■ Given records:
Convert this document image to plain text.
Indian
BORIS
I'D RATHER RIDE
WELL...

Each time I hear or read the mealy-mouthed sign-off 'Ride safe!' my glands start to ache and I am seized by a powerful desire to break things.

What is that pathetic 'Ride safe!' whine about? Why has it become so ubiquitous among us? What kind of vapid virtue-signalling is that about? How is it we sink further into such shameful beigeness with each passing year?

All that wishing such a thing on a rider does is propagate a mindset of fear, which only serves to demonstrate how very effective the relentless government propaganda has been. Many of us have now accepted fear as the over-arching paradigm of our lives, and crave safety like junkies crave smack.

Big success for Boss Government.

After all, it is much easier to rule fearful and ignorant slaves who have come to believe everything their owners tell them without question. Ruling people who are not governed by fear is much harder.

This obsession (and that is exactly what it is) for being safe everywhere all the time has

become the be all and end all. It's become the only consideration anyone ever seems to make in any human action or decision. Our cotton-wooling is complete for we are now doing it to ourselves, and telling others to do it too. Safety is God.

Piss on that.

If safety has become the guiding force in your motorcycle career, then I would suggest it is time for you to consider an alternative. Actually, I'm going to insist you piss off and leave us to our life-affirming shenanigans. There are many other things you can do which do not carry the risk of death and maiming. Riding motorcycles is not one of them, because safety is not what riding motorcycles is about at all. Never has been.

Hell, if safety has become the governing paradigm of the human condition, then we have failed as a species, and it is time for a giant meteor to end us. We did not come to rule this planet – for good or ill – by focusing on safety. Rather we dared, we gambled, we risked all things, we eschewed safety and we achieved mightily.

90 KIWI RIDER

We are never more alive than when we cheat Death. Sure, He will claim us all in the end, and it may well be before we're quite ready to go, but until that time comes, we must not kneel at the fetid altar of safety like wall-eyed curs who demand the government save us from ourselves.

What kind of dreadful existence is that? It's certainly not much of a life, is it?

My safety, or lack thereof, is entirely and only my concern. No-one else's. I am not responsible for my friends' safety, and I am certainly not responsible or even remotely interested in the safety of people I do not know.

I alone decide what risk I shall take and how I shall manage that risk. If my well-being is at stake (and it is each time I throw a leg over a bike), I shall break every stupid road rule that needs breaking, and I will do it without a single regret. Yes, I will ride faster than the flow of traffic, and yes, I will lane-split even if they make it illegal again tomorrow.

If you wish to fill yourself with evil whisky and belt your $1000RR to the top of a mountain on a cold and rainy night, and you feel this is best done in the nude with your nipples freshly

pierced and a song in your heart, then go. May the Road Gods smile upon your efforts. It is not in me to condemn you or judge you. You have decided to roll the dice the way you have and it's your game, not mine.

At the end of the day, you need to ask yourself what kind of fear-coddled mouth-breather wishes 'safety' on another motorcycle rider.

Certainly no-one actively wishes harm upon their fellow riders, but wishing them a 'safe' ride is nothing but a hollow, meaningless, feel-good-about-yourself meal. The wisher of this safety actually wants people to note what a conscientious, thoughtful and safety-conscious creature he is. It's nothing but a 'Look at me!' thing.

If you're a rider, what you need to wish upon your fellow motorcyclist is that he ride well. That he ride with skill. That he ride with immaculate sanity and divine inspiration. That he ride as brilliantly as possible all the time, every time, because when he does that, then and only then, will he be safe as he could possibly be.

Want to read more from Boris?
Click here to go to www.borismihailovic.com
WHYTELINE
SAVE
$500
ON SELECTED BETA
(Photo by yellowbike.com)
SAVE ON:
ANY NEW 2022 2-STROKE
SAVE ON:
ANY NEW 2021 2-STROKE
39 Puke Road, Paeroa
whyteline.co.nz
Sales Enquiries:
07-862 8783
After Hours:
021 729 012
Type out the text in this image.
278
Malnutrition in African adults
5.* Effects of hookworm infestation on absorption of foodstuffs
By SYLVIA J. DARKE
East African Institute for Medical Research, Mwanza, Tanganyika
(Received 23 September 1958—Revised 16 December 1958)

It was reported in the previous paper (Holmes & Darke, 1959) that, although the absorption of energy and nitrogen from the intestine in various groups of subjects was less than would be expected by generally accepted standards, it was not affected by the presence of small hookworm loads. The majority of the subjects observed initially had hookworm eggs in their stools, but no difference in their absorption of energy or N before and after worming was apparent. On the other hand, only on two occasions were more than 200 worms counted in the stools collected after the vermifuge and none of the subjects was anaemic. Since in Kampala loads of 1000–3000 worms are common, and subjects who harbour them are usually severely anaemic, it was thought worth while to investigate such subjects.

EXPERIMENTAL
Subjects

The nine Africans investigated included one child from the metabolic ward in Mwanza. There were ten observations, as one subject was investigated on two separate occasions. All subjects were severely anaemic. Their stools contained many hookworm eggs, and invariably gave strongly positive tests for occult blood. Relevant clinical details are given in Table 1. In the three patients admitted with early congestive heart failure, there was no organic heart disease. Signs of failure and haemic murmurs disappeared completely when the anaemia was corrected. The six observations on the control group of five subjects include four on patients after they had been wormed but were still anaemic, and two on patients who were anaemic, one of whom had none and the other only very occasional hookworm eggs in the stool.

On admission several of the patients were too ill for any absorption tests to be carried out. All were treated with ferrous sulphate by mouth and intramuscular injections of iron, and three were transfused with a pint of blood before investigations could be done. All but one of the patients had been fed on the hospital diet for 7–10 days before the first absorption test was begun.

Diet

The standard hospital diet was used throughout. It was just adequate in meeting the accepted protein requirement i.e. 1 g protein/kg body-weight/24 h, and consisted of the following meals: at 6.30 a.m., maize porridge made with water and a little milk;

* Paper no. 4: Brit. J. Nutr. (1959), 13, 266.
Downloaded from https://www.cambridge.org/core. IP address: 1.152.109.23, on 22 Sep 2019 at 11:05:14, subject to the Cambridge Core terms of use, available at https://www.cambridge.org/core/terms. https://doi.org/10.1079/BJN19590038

■ Assignment: Look above for lines with the word "could" and copy them all.

■ Reply to the exercise:
If you're a rider, what you need to wish upon your fellow motorcyclist is that he ride well. That he ride with skill. That he ride with immaculate sanity and divine inspiration. That he ride as brilliantly as possible all the time, every time, because when he does that, then and only then, will he be safe as he could possibly be.
On admission several of the patients were too ill for any absorption tests to be carried out. All were treated with ferrous sulphate by mouth and intramuscular injections of iron, and three were transfused with a pint of blood before investigations could be done. All but one of the patients had been fed on the hospital diet for 7–10 days before the first absorption test was begun.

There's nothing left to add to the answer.